╭──

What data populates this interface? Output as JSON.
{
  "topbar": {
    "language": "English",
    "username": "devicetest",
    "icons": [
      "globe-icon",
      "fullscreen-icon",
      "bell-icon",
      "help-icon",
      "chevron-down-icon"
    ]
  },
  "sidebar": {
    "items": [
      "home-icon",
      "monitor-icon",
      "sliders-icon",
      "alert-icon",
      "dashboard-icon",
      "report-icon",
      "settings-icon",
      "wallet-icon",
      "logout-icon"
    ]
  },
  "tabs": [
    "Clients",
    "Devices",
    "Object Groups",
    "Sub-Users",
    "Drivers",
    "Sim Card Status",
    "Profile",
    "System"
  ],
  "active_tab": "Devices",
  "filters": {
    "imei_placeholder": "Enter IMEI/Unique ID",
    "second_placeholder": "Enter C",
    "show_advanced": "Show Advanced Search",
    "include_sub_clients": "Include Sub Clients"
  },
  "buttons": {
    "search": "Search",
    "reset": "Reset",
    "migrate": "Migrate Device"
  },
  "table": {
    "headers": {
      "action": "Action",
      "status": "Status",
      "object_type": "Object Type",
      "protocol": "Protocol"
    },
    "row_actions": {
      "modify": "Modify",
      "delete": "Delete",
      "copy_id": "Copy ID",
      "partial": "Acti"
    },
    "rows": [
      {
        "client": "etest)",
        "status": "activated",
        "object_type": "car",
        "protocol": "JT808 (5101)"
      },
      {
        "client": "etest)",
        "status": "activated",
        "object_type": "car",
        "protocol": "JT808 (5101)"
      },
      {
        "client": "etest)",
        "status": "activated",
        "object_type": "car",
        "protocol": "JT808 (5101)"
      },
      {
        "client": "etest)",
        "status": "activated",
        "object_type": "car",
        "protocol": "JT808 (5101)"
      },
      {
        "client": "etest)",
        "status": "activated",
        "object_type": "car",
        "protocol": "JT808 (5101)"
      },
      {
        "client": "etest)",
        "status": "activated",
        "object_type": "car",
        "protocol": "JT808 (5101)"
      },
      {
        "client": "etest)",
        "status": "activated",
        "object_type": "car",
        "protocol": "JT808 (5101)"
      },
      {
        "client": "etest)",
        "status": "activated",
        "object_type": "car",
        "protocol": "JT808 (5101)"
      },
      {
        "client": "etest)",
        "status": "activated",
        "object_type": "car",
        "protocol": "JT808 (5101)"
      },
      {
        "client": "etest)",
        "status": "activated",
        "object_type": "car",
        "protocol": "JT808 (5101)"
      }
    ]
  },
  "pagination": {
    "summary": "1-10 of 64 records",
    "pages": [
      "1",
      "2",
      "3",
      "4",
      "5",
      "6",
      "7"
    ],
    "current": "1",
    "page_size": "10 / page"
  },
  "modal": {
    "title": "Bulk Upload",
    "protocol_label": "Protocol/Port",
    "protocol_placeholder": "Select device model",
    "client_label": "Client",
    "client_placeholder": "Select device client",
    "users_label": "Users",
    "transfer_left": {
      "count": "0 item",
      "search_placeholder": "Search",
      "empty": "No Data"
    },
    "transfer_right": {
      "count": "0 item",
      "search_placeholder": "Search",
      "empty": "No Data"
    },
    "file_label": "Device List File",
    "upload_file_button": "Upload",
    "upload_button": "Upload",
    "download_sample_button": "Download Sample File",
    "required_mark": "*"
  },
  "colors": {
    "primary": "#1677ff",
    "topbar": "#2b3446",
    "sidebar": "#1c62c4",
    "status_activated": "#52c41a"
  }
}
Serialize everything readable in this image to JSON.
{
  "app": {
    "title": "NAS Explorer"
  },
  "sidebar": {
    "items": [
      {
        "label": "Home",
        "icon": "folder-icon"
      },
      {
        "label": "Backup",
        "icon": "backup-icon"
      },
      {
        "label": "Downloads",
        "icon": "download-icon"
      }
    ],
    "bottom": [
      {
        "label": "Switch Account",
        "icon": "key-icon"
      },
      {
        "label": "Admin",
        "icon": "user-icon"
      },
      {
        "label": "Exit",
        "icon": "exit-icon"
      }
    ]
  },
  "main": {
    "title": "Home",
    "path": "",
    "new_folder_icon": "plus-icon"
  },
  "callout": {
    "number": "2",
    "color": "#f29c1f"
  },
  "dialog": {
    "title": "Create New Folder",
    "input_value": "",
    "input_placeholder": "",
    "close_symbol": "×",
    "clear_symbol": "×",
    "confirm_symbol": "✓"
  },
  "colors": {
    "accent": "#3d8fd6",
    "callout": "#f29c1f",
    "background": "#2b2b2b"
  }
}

╰──

◆ WRITTEN TASK
Print the listing above in its entirety, with every line exact.

◆ SOLUTION FOR THIS TASK
What data populates this interface? Output as JSON.
{
  "topbar": {
    "language": "English",
    "username": "devicetest",
    "icons": [
      "globe-icon",
      "fullscreen-icon",
      "bell-icon",
      "help-icon",
      "chevron-down-icon"
    ]
  },
  "sidebar": {
    "items": [
      "home-icon",
      "monitor-icon",
      "sliders-icon",
      "alert-icon",
      "dashboard-icon",
      "report-icon",
      "settings-icon",
      "wallet-icon",
      "logout-icon"
    ]
  },
  "tabs": [
    "Clients",
    "Devices",
    "Object Groups",
    "Sub-Users",
    "Drivers",
    "Sim Card Status",
    "Profile",
    "System"
  ],
  "active_tab": "Devices",
  "filters": {
    "imei_placeholder": "Enter IMEI/Unique ID",
    "second_placeholder": "Enter C",
    "show_advanced": "Show Advanced Search",
    "include_sub_clients": "Include Sub Clients"
  },
  "buttons": {
    "search": "Search",
    "reset": "Reset",
    "migrate": "Migrate Device"
  },
  "table": {
    "headers": {
      "action": "Action",
      "status": "Status",
      "object_type": "Object Type",
      "protocol": "Protocol"
    },
    "row_actions": {
      "modify": "Modify",
      "delete": "Delete",
      "copy_id": "Copy ID",
      "partial": "Acti"
    },
    "rows": [
      {
        "client": "etest)",
        "status": "activated",
        "object_type": "car",
        "protocol": "JT808 (5101)"
      },
      {
        "client": "etest)",
        "status": "activated",
        "object_type": "car",
        "protocol": "JT808 (5101)"
      },
      {
        "client": "etest)",
        "status": "activated",
        "object_type": "car",
        "protocol": "JT808 (5101)"
      },
      {
        "client": "etest)",
        "status": "activated",
        "object_type": "car",
        "protocol": "JT808 (5101)"
      },
      {
        "client": "etest)",
        "status": "activated",
        "object_type": "car",
        "protocol": "JT808 (5101)"
      },
      {
        "client": "etest)",
        "status": "activated",
        "object_type": "car",
        "protocol": "JT808 (5101)"
      },
      {
        "client": "etest)",
        "status": "activated",
        "object_type": "car",
        "protocol": "JT808 (5101)"
      },
      {
        "client": "etest)",
        "status": "activated",
        "object_type": "car",
        "protocol": "JT808 (5101)"
      },
      {
        "client": "etest)",
        "status": "activated",
        "object_type": "car",
        "protocol": "JT808 (5101)"
      },
      {
        "client": "etest)",
        "status": "activated",
        "object_type": "car",
        "protocol": "JT808 (5101)"
      }
    ]
  },
  "pagination": {
    "summary": "1-10 of 64 records",
    "pages": [
      "1",
      "2",
      "3",
      "4",
      "5",
      "6",
      "7"
    ],
    "current": "1",
    "page_size": "10 / page"
  },
  "modal": {
    "title": "Bulk Upload",
    "protocol_label": "Protocol/Port",
    "protocol_placeholder": "Select device model",
    "client_label": "Client",
    "client_placeholder": "Select device client",
    "users_label": "Users",
    "transfer_left": {
      "count": "0 item",
      "search_placeholder": "Search",
      "empty": "No Data"
    },
    "transfer_right": {
      "count": "0 item",
      "search_placeholder": "Search",
      "empty": "No Data"
    },
    "file_label": "Device List File",
    "upload_file_button": "Upload",
    "upload_button": "Upload",
    "download_sample_button": "Download Sample File",
    "required_mark": "*"
  },
  "colors": {
    "primary": "#1677ff",
    "topbar": "#2b3446",
    "sidebar": "#1c62c4",
    "status_activated": "#52c41a"
  }
}
Serialize everything readable in this image to JSON.
{
  "app": {
    "title": "NAS Explorer"
  },
  "sidebar": {
    "items": [
      {
        "label": "Home",
        "icon": "folder-icon"
      },
      {
        "label": "Backup",
        "icon": "backup-icon"
      },
      {
        "label": "Downloads",
        "icon": "download-icon"
      }
    ],
    "bottom": [
      {
        "label": "Switch Account",
        "icon": "key-icon"
      },
      {
        "label": "Admin",
        "icon": "user-icon"
      },
      {
        "label": "Exit",
        "icon": "exit-icon"
      }
    ]
  },
  "main": {
    "title": "Home",
    "path": "",
    "new_folder_icon": "plus-icon"
  },
  "callout": {
    "number": "2",
    "color": "#f29c1f"
  },
  "dialog": {
    "title": "Create New Folder",
    "input_value": "",
    "input_placeholder": "",
    "close_symbol": "×",
    "clear_symbol": "×",
    "confirm_symbol": "✓"
  },
  "colors": {
    "accent": "#3d8fd6",
    "callout": "#f29c1f",
    "background": "#2b2b2b"
  }
}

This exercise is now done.